Entries with figure data:
▼
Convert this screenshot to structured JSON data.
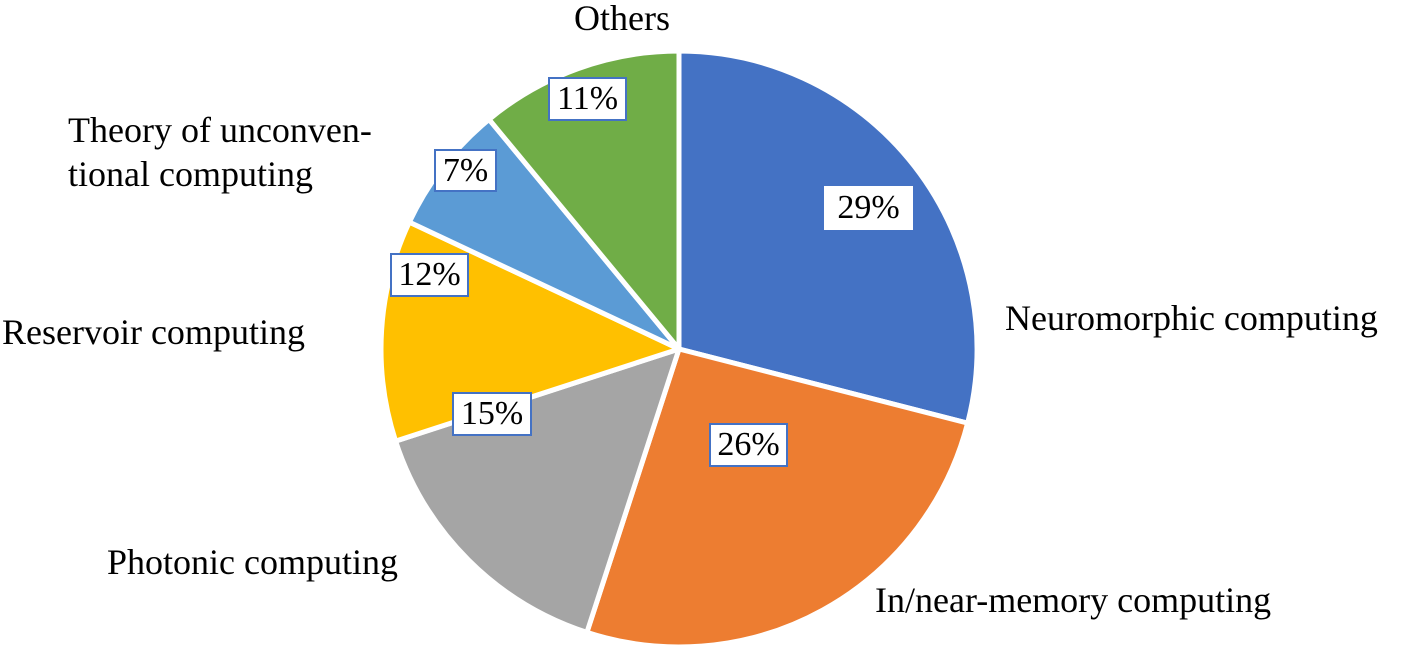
{
  "chart_data": {
    "type": "pie",
    "title": "",
    "categories": [
      "Neuromorphic computing",
      "In/near-memory computing",
      "Photonic computing",
      "Reservoir computing",
      "Theory of unconventional computing",
      "Others"
    ],
    "values": [
      29,
      26,
      15,
      12,
      7,
      11
    ],
    "unit": "%",
    "colors": [
      "#4472c4",
      "#ed7d31",
      "#a5a5a5",
      "#ffc000",
      "#5b9bd5",
      "#70ad47"
    ],
    "start_angle": "12 o'clock, clockwise",
    "legend": "none (data labels outside slices)"
  },
  "labels": {
    "neuromorphic": "Neuromorphic computing",
    "inmemory": "In/near-memory computing",
    "photonic": "Photonic computing",
    "reservoir": "Reservoir computing",
    "theory_line1": "Theory of unconven-",
    "theory_line2": "tional computing",
    "others": "Others"
  },
  "value_labels": {
    "neuromorphic": "29%",
    "inmemory": "26%",
    "photonic": "15%",
    "reservoir": "12%",
    "theory": "7%",
    "others": "11%"
  }
}
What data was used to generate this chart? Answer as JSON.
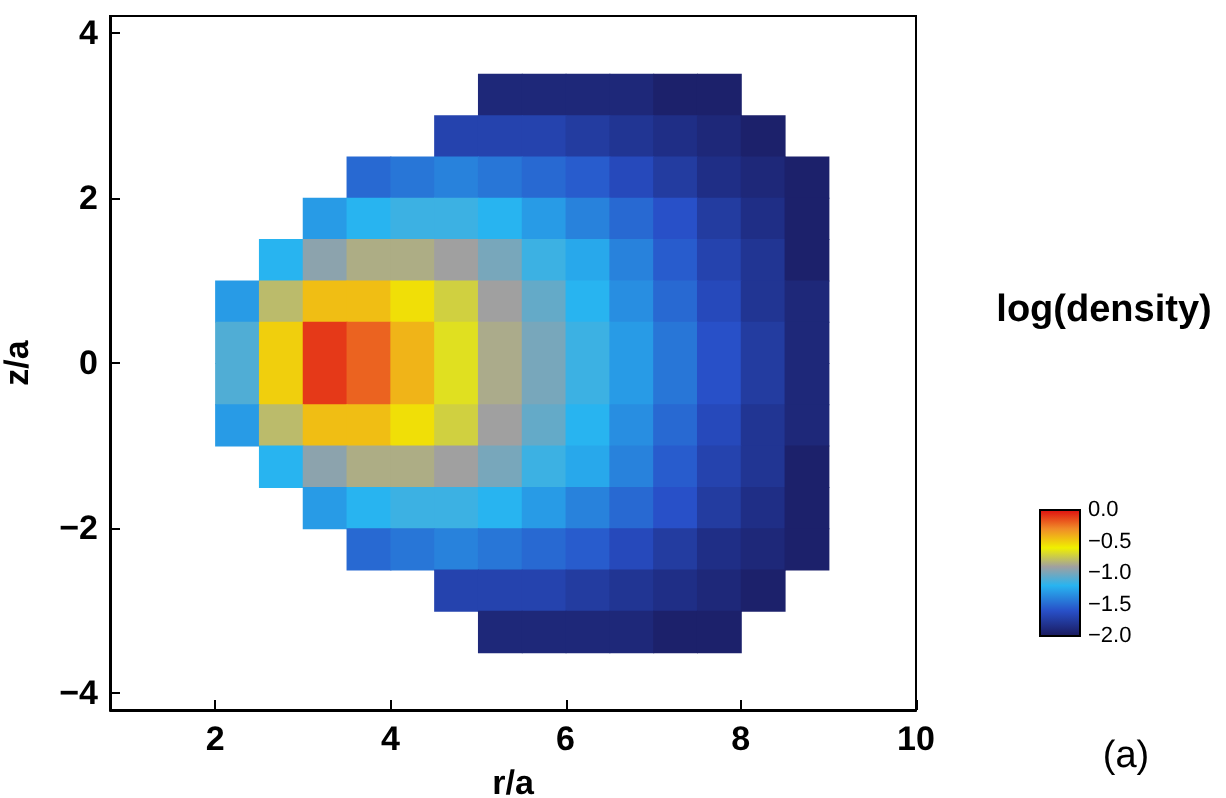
{
  "chart_data": {
    "type": "heatmap",
    "xlabel": "r/a",
    "ylabel": "z/a",
    "clabel": "log(density)",
    "annotations": [
      "(a)"
    ],
    "x": [
      2.25,
      2.75,
      3.25,
      3.75,
      4.25,
      4.75,
      5.25,
      5.75,
      6.25,
      6.75,
      7.25,
      7.75,
      8.25,
      8.75
    ],
    "y": [
      3.25,
      2.75,
      2.25,
      1.75,
      1.25,
      0.75,
      0.25,
      -0.25,
      -0.75,
      -1.25,
      -1.75,
      -2.25,
      -2.75,
      -3.25
    ],
    "cells": [
      [
        null,
        null,
        null,
        null,
        null,
        null,
        -1.9,
        -1.9,
        -1.9,
        -1.9,
        -1.95,
        -1.95,
        null,
        null
      ],
      [
        null,
        null,
        null,
        null,
        null,
        -1.7,
        -1.7,
        -1.7,
        -1.75,
        -1.8,
        -1.85,
        -1.9,
        -1.95,
        null
      ],
      [
        null,
        null,
        null,
        -1.5,
        -1.45,
        -1.4,
        -1.45,
        -1.5,
        -1.55,
        -1.65,
        -1.75,
        -1.85,
        -1.9,
        -1.95
      ],
      [
        null,
        null,
        -1.3,
        -1.2,
        -1.15,
        -1.15,
        -1.2,
        -1.3,
        -1.4,
        -1.5,
        -1.6,
        -1.75,
        -1.85,
        -1.95
      ],
      [
        null,
        -1.2,
        -0.95,
        -0.85,
        -0.85,
        -0.9,
        -1.0,
        -1.15,
        -1.25,
        -1.4,
        -1.55,
        -1.7,
        -1.8,
        -1.95
      ],
      [
        -1.3,
        -0.8,
        -0.45,
        -0.45,
        -0.55,
        -0.72,
        -0.9,
        -1.05,
        -1.2,
        -1.35,
        -1.5,
        -1.65,
        -1.8,
        -1.9
      ],
      [
        -1.1,
        -0.5,
        -0.1,
        -0.2,
        -0.42,
        -0.66,
        -0.86,
        -1.0,
        -1.15,
        -1.3,
        -1.45,
        -1.6,
        -1.75,
        -1.9
      ],
      [
        -1.1,
        -0.5,
        -0.1,
        -0.2,
        -0.42,
        -0.66,
        -0.86,
        -1.0,
        -1.15,
        -1.3,
        -1.45,
        -1.6,
        -1.75,
        -1.9
      ],
      [
        -1.3,
        -0.8,
        -0.45,
        -0.45,
        -0.55,
        -0.72,
        -0.9,
        -1.05,
        -1.2,
        -1.35,
        -1.5,
        -1.65,
        -1.8,
        -1.9
      ],
      [
        null,
        -1.2,
        -0.95,
        -0.85,
        -0.85,
        -0.9,
        -1.0,
        -1.15,
        -1.25,
        -1.4,
        -1.55,
        -1.7,
        -1.8,
        -1.95
      ],
      [
        null,
        null,
        -1.3,
        -1.2,
        -1.15,
        -1.15,
        -1.2,
        -1.3,
        -1.4,
        -1.5,
        -1.6,
        -1.75,
        -1.85,
        -1.95
      ],
      [
        null,
        null,
        null,
        -1.5,
        -1.45,
        -1.4,
        -1.45,
        -1.5,
        -1.55,
        -1.65,
        -1.75,
        -1.85,
        -1.9,
        -1.95
      ],
      [
        null,
        null,
        null,
        null,
        null,
        -1.7,
        -1.7,
        -1.7,
        -1.75,
        -1.8,
        -1.85,
        -1.9,
        -1.95,
        null
      ],
      [
        null,
        null,
        null,
        null,
        null,
        null,
        -1.9,
        -1.9,
        -1.9,
        -1.9,
        -1.95,
        -1.95,
        null,
        null
      ]
    ],
    "clim": [
      -2,
      0
    ],
    "cticks": [
      {
        "value": 0,
        "label": "0.0"
      },
      {
        "value": -0.5,
        "label": "−0.5"
      },
      {
        "value": -1,
        "label": "−1.0"
      },
      {
        "value": -1.5,
        "label": "−1.5"
      },
      {
        "value": -2,
        "label": "−2.0"
      }
    ],
    "xlim": [
      0.8,
      10
    ],
    "xticks": [
      2,
      4,
      6,
      8,
      10
    ],
    "ylim": [
      -4.2,
      4.2
    ],
    "yticks": [
      {
        "value": -4,
        "label": "−4"
      },
      {
        "value": -2,
        "label": "−2"
      },
      0,
      2,
      4
    ]
  }
}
▲
▶ Stated goal
Retype the data above exactly; pictures are not part of the copy.

▶ Task output
Convert this screenshot to structured JSON data.
{
  "chart_data": {
    "type": "pie",
    "title": "",
    "categories": [
      "Neuromorphic computing",
      "In/near-memory computing",
      "Photonic computing",
      "Reservoir computing",
      "Theory of unconventional computing",
      "Others"
    ],
    "values": [
      29,
      26,
      15,
      12,
      7,
      11
    ],
    "unit": "%",
    "colors": [
      "#4472c4",
      "#ed7d31",
      "#a5a5a5",
      "#ffc000",
      "#5b9bd5",
      "#70ad47"
    ],
    "start_angle": "12 o'clock, clockwise",
    "legend": "none (data labels outside slices)"
  },
  "labels": {
    "neuromorphic": "Neuromorphic computing",
    "inmemory": "In/near-memory computing",
    "photonic": "Photonic computing",
    "reservoir": "Reservoir computing",
    "theory_line1": "Theory of unconven-",
    "theory_line2": "tional computing",
    "others": "Others"
  },
  "value_labels": {
    "neuromorphic": "29%",
    "inmemory": "26%",
    "photonic": "15%",
    "reservoir": "12%",
    "theory": "7%",
    "others": "11%"
  }
}
What data was used to generate this chart? Answer as JSON.
{
  "chart_data": {
    "type": "heatmap",
    "xlabel": "r/a",
    "ylabel": "z/a",
    "clabel": "log(density)",
    "annotations": [
      "(a)"
    ],
    "x": [
      2.25,
      2.75,
      3.25,
      3.75,
      4.25,
      4.75,
      5.25,
      5.75,
      6.25,
      6.75,
      7.25,
      7.75,
      8.25,
      8.75
    ],
    "y": [
      3.25,
      2.75,
      2.25,
      1.75,
      1.25,
      0.75,
      0.25,
      -0.25,
      -0.75,
      -1.25,
      -1.75,
      -2.25,
      -2.75,
      -3.25
    ],
    "cells": [
      [
        null,
        null,
        null,
        null,
        null,
        null,
        -1.9,
        -1.9,
        -1.9,
        -1.9,
        -1.95,
        -1.95,
        null,
        null
      ],
      [
        null,
        null,
        null,
        null,
        null,
        -1.7,
        -1.7,
        -1.7,
        -1.75,
        -1.8,
        -1.85,
        -1.9,
        -1.95,
        null
      ],
      [
        null,
        null,
        null,
        -1.5,
        -1.45,
        -1.4,
        -1.45,
        -1.5,
        -1.55,
        -1.65,
        -1.75,
        -1.85,
        -1.9,
        -1.95
      ],
      [
        null,
        null,
        -1.3,
        -1.2,
        -1.15,
        -1.15,
        -1.2,
        -1.3,
        -1.4,
        -1.5,
        -1.6,
        -1.75,
        -1.85,
        -1.95
      ],
      [
        null,
        -1.2,
        -0.95,
        -0.85,
        -0.85,
        -0.9,
        -1.0,
        -1.15,
        -1.25,
        -1.4,
        -1.55,
        -1.7,
        -1.8,
        -1.95
      ],
      [
        -1.3,
        -0.8,
        -0.45,
        -0.45,
        -0.55,
        -0.72,
        -0.9,
        -1.05,
        -1.2,
        -1.35,
        -1.5,
        -1.65,
        -1.8,
        -1.9
      ],
      [
        -1.1,
        -0.5,
        -0.1,
        -0.2,
        -0.42,
        -0.66,
        -0.86,
        -1.0,
        -1.15,
        -1.3,
        -1.45,
        -1.6,
        -1.75,
        -1.9
      ],
      [
        -1.1,
        -0.5,
        -0.1,
        -0.2,
        -0.42,
        -0.66,
        -0.86,
        -1.0,
        -1.15,
        -1.3,
        -1.45,
        -1.6,
        -1.75,
        -1.9
      ],
      [
        -1.3,
        -0.8,
        -0.45,
        -0.45,
        -0.55,
        -0.72,
        -0.9,
        -1.05,
        -1.2,
        -1.35,
        -1.5,
        -1.65,
        -1.8,
        -1.9
      ],
      [
        null,
        -1.2,
        -0.95,
        -0.85,
        -0.85,
        -0.9,
        -1.0,
        -1.15,
        -1.25,
        -1.4,
        -1.55,
        -1.7,
        -1.8,
        -1.95
      ],
      [
        null,
        null,
        -1.3,
        -1.2,
        -1.15,
        -1.15,
        -1.2,
        -1.3,
        -1.4,
        -1.5,
        -1.6,
        -1.75,
        -1.85,
        -1.95
      ],
      [
        null,
        null,
        null,
        -1.5,
        -1.45,
        -1.4,
        -1.45,
        -1.5,
        -1.55,
        -1.65,
        -1.75,
        -1.85,
        -1.9,
        -1.95
      ],
      [
        null,
        null,
        null,
        null,
        null,
        -1.7,
        -1.7,
        -1.7,
        -1.75,
        -1.8,
        -1.85,
        -1.9,
        -1.95,
        null
      ],
      [
        null,
        null,
        null,
        null,
        null,
        null,
        -1.9,
        -1.9,
        -1.9,
        -1.9,
        -1.95,
        -1.95,
        null,
        null
      ]
    ],
    "clim": [
      -2,
      0
    ],
    "cticks": [
      {
        "value": 0,
        "label": "0.0"
      },
      {
        "value": -0.5,
        "label": "−0.5"
      },
      {
        "value": -1,
        "label": "−1.0"
      },
      {
        "value": -1.5,
        "label": "−1.5"
      },
      {
        "value": -2,
        "label": "−2.0"
      }
    ],
    "xlim": [
      0.8,
      10
    ],
    "xticks": [
      2,
      4,
      6,
      8,
      10
    ],
    "ylim": [
      -4.2,
      4.2
    ],
    "yticks": [
      {
        "value": -4,
        "label": "−4"
      },
      {
        "value": -2,
        "label": "−2"
      },
      0,
      2,
      4
    ]
  }
}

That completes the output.